• What is required
In the listing below, locate the lines bearing the word "this". Copy every one of them.

• Data
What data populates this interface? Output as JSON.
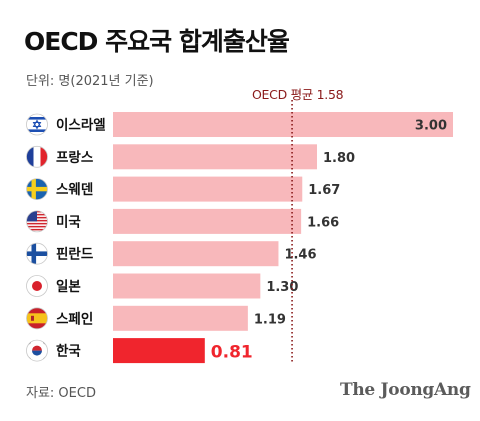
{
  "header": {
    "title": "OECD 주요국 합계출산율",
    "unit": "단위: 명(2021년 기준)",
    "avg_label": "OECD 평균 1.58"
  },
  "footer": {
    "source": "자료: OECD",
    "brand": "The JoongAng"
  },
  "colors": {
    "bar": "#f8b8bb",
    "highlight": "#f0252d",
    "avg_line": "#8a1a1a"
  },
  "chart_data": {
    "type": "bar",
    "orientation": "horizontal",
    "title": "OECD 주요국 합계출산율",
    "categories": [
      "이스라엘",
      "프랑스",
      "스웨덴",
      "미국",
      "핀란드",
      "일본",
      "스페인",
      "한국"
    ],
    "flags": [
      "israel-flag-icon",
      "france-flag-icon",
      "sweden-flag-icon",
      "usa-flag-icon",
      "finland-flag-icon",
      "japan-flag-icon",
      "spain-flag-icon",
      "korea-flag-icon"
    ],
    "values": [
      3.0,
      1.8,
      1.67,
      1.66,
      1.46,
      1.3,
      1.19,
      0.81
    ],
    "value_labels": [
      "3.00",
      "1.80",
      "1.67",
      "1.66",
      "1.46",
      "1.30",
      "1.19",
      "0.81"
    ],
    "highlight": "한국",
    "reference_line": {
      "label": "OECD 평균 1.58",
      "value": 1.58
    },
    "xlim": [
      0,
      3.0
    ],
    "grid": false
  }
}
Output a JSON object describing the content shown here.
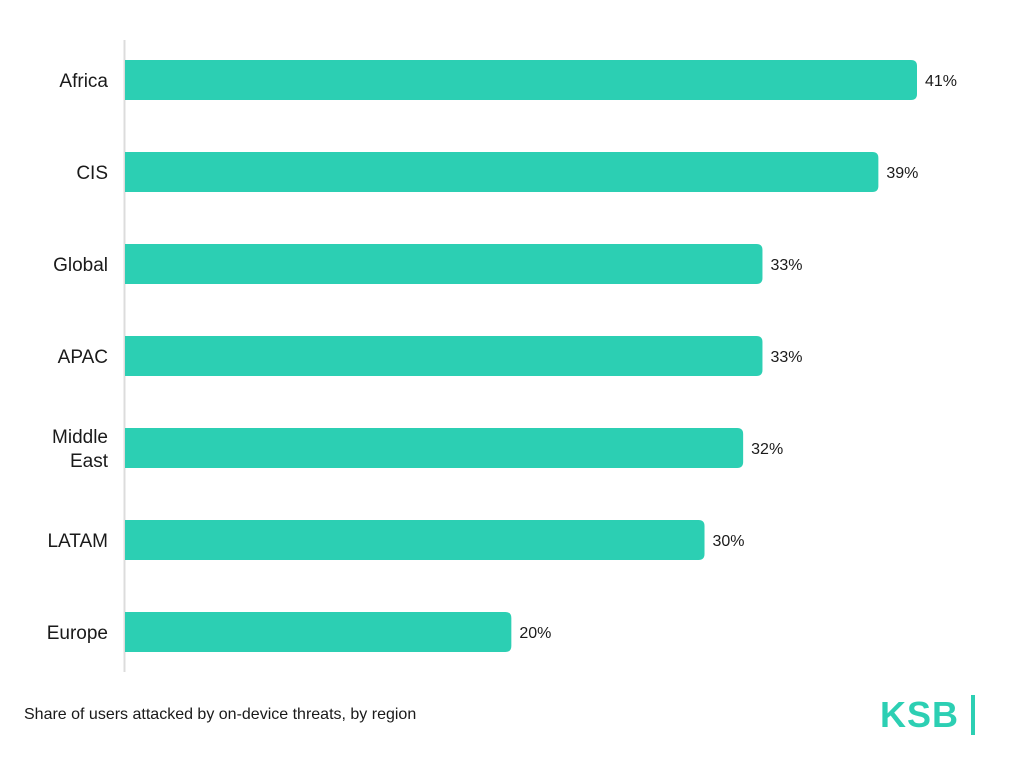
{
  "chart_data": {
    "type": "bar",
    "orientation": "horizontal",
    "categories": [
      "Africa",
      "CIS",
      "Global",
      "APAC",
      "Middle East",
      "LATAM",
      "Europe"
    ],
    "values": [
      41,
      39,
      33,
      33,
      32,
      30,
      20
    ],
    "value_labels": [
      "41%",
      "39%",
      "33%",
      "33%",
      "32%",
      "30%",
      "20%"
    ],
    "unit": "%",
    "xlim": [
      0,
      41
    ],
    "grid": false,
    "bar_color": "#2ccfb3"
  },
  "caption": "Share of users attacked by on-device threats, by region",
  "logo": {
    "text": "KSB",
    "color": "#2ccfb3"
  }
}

---

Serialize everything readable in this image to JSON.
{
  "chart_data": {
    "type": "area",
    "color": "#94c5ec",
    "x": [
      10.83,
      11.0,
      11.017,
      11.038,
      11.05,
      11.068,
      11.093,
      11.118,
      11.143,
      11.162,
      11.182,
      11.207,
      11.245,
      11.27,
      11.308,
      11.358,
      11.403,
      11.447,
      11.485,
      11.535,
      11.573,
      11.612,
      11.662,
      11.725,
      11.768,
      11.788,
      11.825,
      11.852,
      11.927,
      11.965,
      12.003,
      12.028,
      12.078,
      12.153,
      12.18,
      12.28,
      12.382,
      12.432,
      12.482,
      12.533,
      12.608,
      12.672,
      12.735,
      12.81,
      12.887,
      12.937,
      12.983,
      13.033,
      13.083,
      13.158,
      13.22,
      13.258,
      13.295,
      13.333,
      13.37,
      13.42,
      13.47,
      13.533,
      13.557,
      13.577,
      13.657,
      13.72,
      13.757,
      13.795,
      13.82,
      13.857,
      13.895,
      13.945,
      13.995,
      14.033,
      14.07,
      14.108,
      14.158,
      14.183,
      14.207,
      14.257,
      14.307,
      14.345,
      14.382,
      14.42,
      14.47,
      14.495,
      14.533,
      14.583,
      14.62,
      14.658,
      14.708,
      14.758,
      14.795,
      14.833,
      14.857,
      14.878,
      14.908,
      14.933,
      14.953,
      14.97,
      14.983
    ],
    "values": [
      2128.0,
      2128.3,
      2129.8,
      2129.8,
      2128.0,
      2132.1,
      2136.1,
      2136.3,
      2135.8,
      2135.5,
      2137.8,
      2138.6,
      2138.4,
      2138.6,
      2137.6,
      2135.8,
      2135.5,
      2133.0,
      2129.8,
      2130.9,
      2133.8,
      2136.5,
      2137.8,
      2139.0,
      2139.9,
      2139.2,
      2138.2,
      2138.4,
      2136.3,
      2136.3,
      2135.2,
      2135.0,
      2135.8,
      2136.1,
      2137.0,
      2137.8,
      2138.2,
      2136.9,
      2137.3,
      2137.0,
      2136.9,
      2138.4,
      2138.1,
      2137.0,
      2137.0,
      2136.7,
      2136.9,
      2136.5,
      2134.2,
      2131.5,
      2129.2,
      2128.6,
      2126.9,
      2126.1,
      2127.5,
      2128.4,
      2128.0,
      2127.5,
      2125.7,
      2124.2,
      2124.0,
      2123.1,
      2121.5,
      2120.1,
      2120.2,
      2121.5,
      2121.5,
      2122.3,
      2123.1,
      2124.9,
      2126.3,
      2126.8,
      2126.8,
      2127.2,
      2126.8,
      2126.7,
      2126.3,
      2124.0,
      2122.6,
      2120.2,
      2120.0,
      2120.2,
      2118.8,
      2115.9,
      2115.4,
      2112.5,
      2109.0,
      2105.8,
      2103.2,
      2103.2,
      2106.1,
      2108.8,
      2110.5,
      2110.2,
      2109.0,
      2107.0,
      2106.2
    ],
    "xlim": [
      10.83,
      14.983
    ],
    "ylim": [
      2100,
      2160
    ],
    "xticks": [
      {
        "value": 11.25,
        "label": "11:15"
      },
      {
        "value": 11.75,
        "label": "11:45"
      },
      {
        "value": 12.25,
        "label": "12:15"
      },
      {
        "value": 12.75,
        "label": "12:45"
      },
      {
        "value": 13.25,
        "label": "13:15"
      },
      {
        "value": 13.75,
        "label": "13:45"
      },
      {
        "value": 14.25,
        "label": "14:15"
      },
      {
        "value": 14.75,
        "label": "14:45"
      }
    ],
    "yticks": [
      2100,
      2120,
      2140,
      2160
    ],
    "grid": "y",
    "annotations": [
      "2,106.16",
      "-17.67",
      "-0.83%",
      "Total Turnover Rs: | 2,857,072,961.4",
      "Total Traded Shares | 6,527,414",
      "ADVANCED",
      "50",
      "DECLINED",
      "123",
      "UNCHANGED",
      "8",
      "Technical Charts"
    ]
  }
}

• Task solution
What data populates this interface? Output as JSON.
Serialize everything readable in this image to JSON.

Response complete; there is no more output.